Pull every "Figure" line out of the data below.

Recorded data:
========

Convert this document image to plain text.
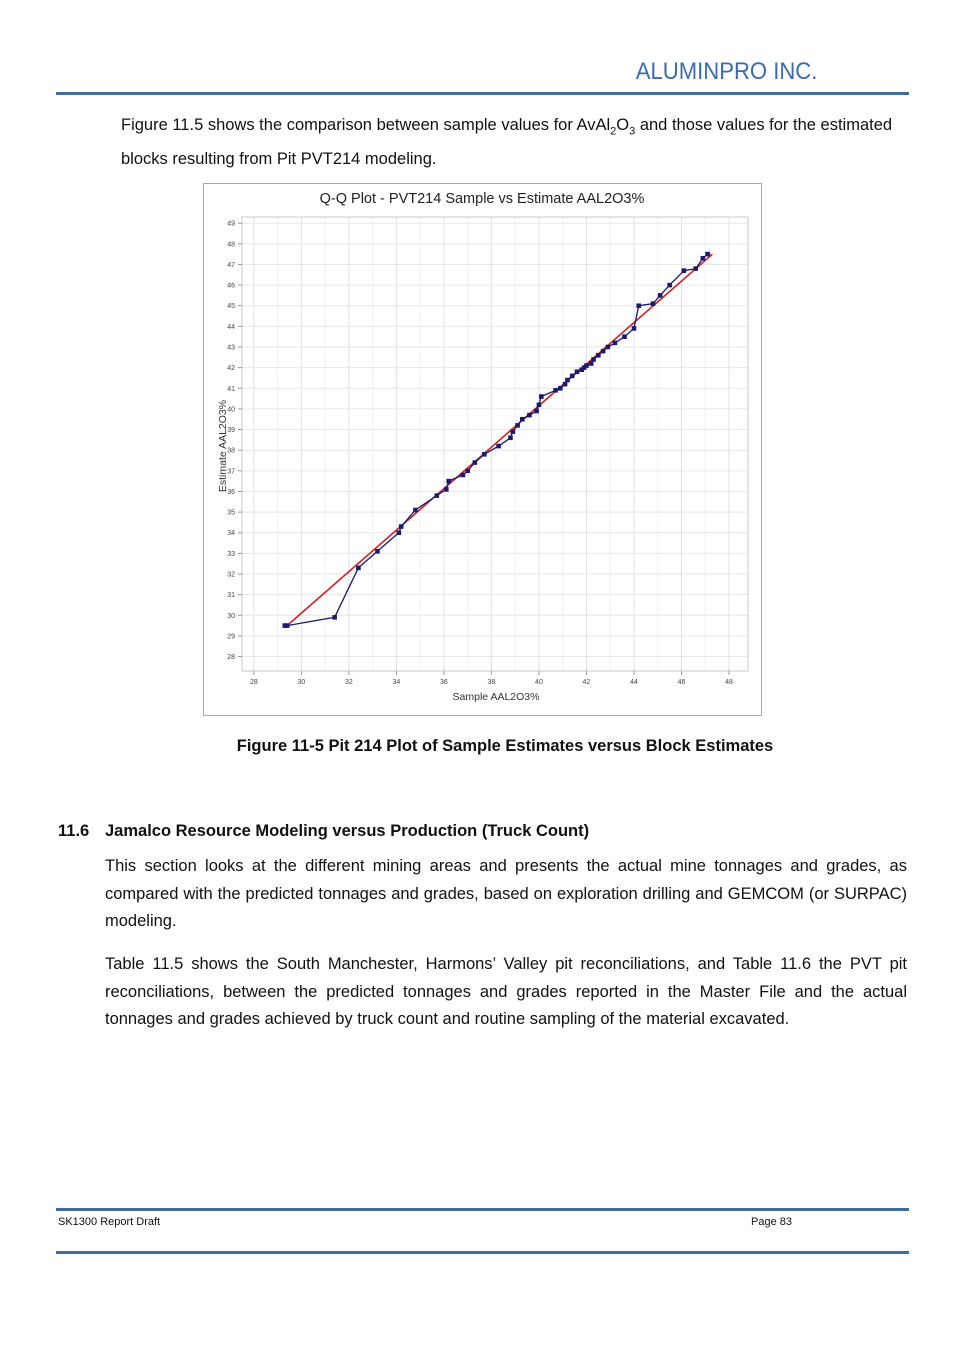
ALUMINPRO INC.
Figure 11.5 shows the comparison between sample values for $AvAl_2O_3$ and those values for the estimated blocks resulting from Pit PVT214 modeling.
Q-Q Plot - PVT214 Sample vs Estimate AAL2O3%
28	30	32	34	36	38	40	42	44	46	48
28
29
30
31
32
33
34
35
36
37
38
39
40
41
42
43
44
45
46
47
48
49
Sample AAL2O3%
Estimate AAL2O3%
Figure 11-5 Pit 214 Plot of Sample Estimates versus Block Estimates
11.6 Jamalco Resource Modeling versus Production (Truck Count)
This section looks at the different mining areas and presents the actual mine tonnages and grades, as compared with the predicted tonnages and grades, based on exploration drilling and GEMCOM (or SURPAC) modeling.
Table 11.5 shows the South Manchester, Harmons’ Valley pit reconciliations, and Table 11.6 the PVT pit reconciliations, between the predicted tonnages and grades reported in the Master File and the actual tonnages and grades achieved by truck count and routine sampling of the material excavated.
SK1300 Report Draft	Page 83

========

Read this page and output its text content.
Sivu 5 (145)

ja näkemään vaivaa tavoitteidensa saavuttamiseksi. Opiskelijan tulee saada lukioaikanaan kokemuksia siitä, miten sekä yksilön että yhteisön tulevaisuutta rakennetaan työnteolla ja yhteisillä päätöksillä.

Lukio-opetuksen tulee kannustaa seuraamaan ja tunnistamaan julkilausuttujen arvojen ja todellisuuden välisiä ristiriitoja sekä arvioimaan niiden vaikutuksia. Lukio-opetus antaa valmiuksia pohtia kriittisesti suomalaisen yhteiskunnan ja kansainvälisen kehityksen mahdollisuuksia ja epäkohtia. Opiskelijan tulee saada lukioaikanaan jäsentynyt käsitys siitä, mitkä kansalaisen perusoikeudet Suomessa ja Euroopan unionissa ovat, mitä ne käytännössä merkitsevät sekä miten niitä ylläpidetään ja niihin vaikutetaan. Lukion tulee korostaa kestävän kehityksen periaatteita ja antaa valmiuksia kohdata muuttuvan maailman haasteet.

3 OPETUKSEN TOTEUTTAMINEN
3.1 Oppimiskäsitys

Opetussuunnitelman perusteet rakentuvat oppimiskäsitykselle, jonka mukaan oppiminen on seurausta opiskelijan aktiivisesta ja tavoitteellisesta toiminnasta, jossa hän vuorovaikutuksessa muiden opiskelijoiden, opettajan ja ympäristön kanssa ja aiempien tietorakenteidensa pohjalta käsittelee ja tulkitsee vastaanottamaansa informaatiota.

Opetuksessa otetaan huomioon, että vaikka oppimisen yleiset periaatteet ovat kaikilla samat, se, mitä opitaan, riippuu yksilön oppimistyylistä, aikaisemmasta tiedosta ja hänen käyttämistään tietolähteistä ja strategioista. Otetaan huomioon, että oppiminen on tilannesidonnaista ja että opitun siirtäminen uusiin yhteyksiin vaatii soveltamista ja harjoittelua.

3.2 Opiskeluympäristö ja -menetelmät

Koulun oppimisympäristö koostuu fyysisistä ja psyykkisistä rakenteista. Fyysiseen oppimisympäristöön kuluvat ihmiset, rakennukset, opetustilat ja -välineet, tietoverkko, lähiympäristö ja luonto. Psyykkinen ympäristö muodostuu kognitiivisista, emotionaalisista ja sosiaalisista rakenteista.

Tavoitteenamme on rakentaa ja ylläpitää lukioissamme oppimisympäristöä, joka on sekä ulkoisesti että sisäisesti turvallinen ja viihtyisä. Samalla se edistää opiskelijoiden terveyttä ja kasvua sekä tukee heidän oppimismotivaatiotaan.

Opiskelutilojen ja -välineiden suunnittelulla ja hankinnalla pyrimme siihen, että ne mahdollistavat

========

• _Exercise response_:
Figure 11.5 shows the comparison between sample values for $AvAl_2O_3$ and those values for the estimated blocks resulting from Pit PVT214 modeling.
Figure 11-5 Pit 214 Plot of Sample Estimates versus Block Estimates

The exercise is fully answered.